--- BEGIN ---

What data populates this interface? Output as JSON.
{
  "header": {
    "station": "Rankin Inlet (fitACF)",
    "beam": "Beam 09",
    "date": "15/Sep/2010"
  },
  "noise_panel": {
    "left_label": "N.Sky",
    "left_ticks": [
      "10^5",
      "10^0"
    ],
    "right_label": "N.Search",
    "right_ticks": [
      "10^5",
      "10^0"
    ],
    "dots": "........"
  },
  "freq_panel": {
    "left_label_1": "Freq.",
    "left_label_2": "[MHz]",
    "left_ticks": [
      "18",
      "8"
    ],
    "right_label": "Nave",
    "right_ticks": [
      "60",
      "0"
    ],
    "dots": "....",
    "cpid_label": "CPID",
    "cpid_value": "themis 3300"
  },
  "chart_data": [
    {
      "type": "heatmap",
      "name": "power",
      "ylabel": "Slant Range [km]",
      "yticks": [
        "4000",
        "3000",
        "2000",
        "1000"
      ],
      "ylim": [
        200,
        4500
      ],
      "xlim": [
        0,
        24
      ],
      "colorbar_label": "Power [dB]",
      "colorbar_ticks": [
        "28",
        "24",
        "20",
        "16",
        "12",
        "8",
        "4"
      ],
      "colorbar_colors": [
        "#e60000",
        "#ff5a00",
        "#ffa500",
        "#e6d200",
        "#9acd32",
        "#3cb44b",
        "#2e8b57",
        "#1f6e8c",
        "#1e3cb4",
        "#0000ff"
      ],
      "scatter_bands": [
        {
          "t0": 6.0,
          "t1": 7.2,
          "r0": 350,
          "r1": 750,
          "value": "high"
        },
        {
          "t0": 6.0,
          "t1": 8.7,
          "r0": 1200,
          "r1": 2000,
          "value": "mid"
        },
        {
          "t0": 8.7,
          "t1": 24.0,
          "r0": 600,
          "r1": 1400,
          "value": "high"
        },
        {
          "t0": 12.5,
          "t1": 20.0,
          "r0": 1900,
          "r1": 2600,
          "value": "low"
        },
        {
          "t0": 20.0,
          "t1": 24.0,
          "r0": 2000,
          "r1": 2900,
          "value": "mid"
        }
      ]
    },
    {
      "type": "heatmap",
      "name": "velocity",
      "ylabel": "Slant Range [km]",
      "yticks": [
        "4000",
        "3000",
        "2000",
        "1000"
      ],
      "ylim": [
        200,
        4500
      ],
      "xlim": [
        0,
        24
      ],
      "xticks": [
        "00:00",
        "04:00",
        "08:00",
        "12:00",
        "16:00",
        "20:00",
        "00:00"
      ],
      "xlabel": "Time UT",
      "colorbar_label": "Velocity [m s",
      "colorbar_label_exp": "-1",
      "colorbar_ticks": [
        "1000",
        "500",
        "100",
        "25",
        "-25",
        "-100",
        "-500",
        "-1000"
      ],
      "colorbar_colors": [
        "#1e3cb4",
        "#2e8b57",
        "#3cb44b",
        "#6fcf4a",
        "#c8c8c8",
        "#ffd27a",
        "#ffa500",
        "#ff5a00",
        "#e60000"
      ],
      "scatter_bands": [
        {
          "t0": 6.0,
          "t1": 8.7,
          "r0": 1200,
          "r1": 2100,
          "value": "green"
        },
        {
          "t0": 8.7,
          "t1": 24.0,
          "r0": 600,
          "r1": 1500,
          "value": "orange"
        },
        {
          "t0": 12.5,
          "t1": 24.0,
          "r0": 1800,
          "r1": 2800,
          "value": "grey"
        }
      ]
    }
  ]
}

--- END ---

GIVEN INSTRUCTION
Take the data above and return it exactly.

SOLUTION
What data populates this interface? Output as JSON.
{
  "header": {
    "station": "Rankin Inlet (fitACF)",
    "beam": "Beam 09",
    "date": "15/Sep/2010"
  },
  "noise_panel": {
    "left_label": "N.Sky",
    "left_ticks": [
      "10^5",
      "10^0"
    ],
    "right_label": "N.Search",
    "right_ticks": [
      "10^5",
      "10^0"
    ],
    "dots": "........"
  },
  "freq_panel": {
    "left_label_1": "Freq.",
    "left_label_2": "[MHz]",
    "left_ticks": [
      "18",
      "8"
    ],
    "right_label": "Nave",
    "right_ticks": [
      "60",
      "0"
    ],
    "dots": "....",
    "cpid_label": "CPID",
    "cpid_value": "themis 3300"
  },
  "chart_data": [
    {
      "type": "heatmap",
      "name": "power",
      "ylabel": "Slant Range [km]",
      "yticks": [
        "4000",
        "3000",
        "2000",
        "1000"
      ],
      "ylim": [
        200,
        4500
      ],
      "xlim": [
        0,
        24
      ],
      "colorbar_label": "Power [dB]",
      "colorbar_ticks": [
        "28",
        "24",
        "20",
        "16",
        "12",
        "8",
        "4"
      ],
      "colorbar_colors": [
        "#e60000",
        "#ff5a00",
        "#ffa500",
        "#e6d200",
        "#9acd32",
        "#3cb44b",
        "#2e8b57",
        "#1f6e8c",
        "#1e3cb4",
        "#0000ff"
      ],
      "scatter_bands": [
        {
          "t0": 6.0,
          "t1": 7.2,
          "r0": 350,
          "r1": 750,
          "value": "high"
        },
        {
          "t0": 6.0,
          "t1": 8.7,
          "r0": 1200,
          "r1": 2000,
          "value": "mid"
        },
        {
          "t0": 8.7,
          "t1": 24.0,
          "r0": 600,
          "r1": 1400,
          "value": "high"
        },
        {
          "t0": 12.5,
          "t1": 20.0,
          "r0": 1900,
          "r1": 2600,
          "value": "low"
        },
        {
          "t0": 20.0,
          "t1": 24.0,
          "r0": 2000,
          "r1": 2900,
          "value": "mid"
        }
      ]
    },
    {
      "type": "heatmap",
      "name": "velocity",
      "ylabel": "Slant Range [km]",
      "yticks": [
        "4000",
        "3000",
        "2000",
        "1000"
      ],
      "ylim": [
        200,
        4500
      ],
      "xlim": [
        0,
        24
      ],
      "xticks": [
        "00:00",
        "04:00",
        "08:00",
        "12:00",
        "16:00",
        "20:00",
        "00:00"
      ],
      "xlabel": "Time UT",
      "colorbar_label": "Velocity [m s",
      "colorbar_label_exp": "-1",
      "colorbar_ticks": [
        "1000",
        "500",
        "100",
        "25",
        "-25",
        "-100",
        "-500",
        "-1000"
      ],
      "colorbar_colors": [
        "#1e3cb4",
        "#2e8b57",
        "#3cb44b",
        "#6fcf4a",
        "#c8c8c8",
        "#ffd27a",
        "#ffa500",
        "#ff5a00",
        "#e60000"
      ],
      "scatter_bands": [
        {
          "t0": 6.0,
          "t1": 8.7,
          "r0": 1200,
          "r1": 2100,
          "value": "green"
        },
        {
          "t0": 8.7,
          "t1": 24.0,
          "r0": 600,
          "r1": 1500,
          "value": "orange"
        },
        {
          "t0": 12.5,
          "t1": 24.0,
          "r0": 1800,
          "r1": 2800,
          "value": "grey"
        }
      ]
    }
  ]
}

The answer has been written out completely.